> [What is needed]:
Can you format the lines of the material as a JSON list of strings, one string per line with blank lines skipped, starting at the line that contains "x-tick-label: 750 xyxy=(824,785,864,812)" and ending at the line that contains "legend-label: Naive xyxy=(1388,372,1457,402)", with both of those lines included and nothing outside that range?

===== Material provided

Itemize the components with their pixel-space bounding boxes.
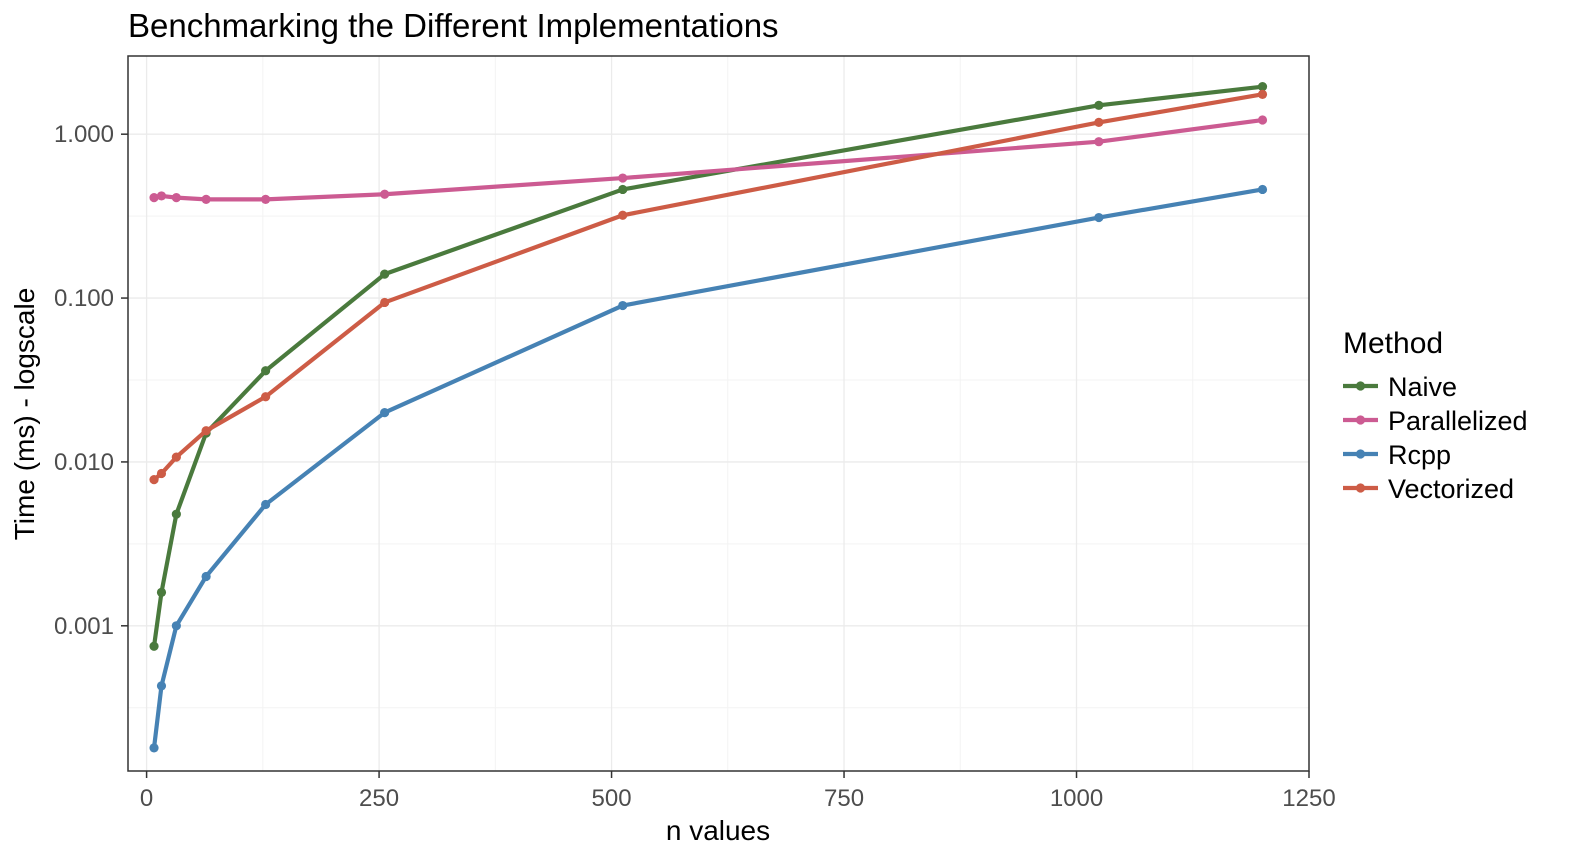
x-tick-label: 750 xyxy=(824,785,864,812)
series-parallelized xyxy=(149,115,1268,204)
data-point xyxy=(261,366,271,376)
legend-title: Method xyxy=(1343,327,1443,360)
y-tick-label: 0.010 xyxy=(54,449,114,476)
data-point xyxy=(618,184,628,195)
chart-title: Benchmarking the Different Implementatio… xyxy=(128,7,779,44)
data-point xyxy=(618,210,628,220)
data-point xyxy=(261,499,271,510)
data-point xyxy=(1094,117,1104,128)
legend-label: Naive xyxy=(1388,372,1457,402)
series-rcpp xyxy=(149,184,1268,753)
data-point xyxy=(1257,89,1268,99)
data-point xyxy=(380,269,390,279)
legend-key-point xyxy=(1355,381,1366,391)
data-point xyxy=(1257,184,1268,195)
data-point xyxy=(149,743,159,753)
legend-item-naive: Naive xyxy=(1343,372,1457,402)
data-point xyxy=(201,571,211,582)
data-point xyxy=(171,621,181,631)
series-vectorized xyxy=(149,89,1268,485)
legend-label: Vectorized xyxy=(1388,474,1514,504)
data-point xyxy=(1094,212,1104,223)
y-tick-label: 1.000 xyxy=(54,121,114,148)
data-point xyxy=(171,509,181,519)
data-point xyxy=(156,191,167,201)
series-line xyxy=(151,117,1265,202)
x-tick-label: 1250 xyxy=(1282,785,1335,812)
legend-key-point xyxy=(1355,483,1366,493)
data-point xyxy=(156,587,167,597)
data-point xyxy=(1257,115,1268,125)
data-point xyxy=(171,452,181,462)
x-axis: 0 250 500 750 1000 1250 xyxy=(140,771,1336,812)
data-point xyxy=(171,193,181,203)
data-point xyxy=(156,681,167,691)
data-point xyxy=(380,407,390,418)
data-point xyxy=(201,194,211,204)
data-point xyxy=(149,475,159,485)
x-tick-label: 250 xyxy=(359,785,399,812)
x-axis-title: n values xyxy=(666,815,770,846)
data-point xyxy=(618,300,628,311)
data-point xyxy=(1094,100,1104,110)
grid xyxy=(128,56,1309,771)
data-point xyxy=(261,392,271,402)
x-tick-label: 0 xyxy=(140,785,153,812)
data-point xyxy=(261,194,271,204)
legend-item-rcpp: Rcpp xyxy=(1343,440,1451,470)
series-layer xyxy=(149,82,1268,753)
legend-key-point xyxy=(1355,449,1366,459)
data-point xyxy=(380,297,390,308)
y-axis: 0.001 0.010 0.100 1.000 xyxy=(54,121,128,640)
legend: Method Naive Parallelized Rcpp Vectorized xyxy=(1343,327,1528,504)
data-point xyxy=(618,173,628,183)
legend-item-vectorized: Vectorized xyxy=(1343,474,1514,504)
data-point xyxy=(201,426,211,436)
series-line xyxy=(151,187,1265,750)
legend-label: Rcpp xyxy=(1388,440,1451,470)
legend-item-parallelized: Parallelized xyxy=(1343,406,1528,436)
x-tick-label: 1000 xyxy=(1050,785,1103,812)
y-tick-label: 0.100 xyxy=(54,285,114,312)
data-point xyxy=(149,193,159,203)
data-point xyxy=(156,468,167,479)
data-point xyxy=(380,189,390,199)
x-tick-label: 500 xyxy=(592,785,632,812)
y-tick-label: 0.001 xyxy=(54,613,114,640)
data-point xyxy=(1257,82,1268,92)
data-point xyxy=(149,641,159,651)
data-point xyxy=(1094,137,1104,147)
y-axis-title: Time (ms) - logscale xyxy=(9,288,40,541)
series-naive xyxy=(149,82,1268,651)
legend-label: Parallelized xyxy=(1388,406,1528,436)
legend-key-point xyxy=(1355,415,1366,425)
panel-border xyxy=(127,55,1310,772)
series-line xyxy=(151,92,1265,482)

==========

> [Full output]:
[
  "x-tick-label: 750 xyxy=(824,785,864,812)",
  "series-parallelized xyxy=(149,115,1268,204)",
  "data-point xyxy=(261,366,271,376)",
  "legend-title: Method xyxy=(1343,327,1443,360)",
  "y-tick-label: 0.010 xyxy=(54,449,114,476)",
  "data-point xyxy=(618,184,628,195)",
  "chart-title: Benchmarking the Different Implementatio… xyxy=(128,7,779,44)",
  "data-point xyxy=(618,210,628,220)",
  "data-point xyxy=(261,499,271,510)",
  "data-point xyxy=(1094,117,1104,128)",
  "legend-label: Naive xyxy=(1388,372,1457,402)"
]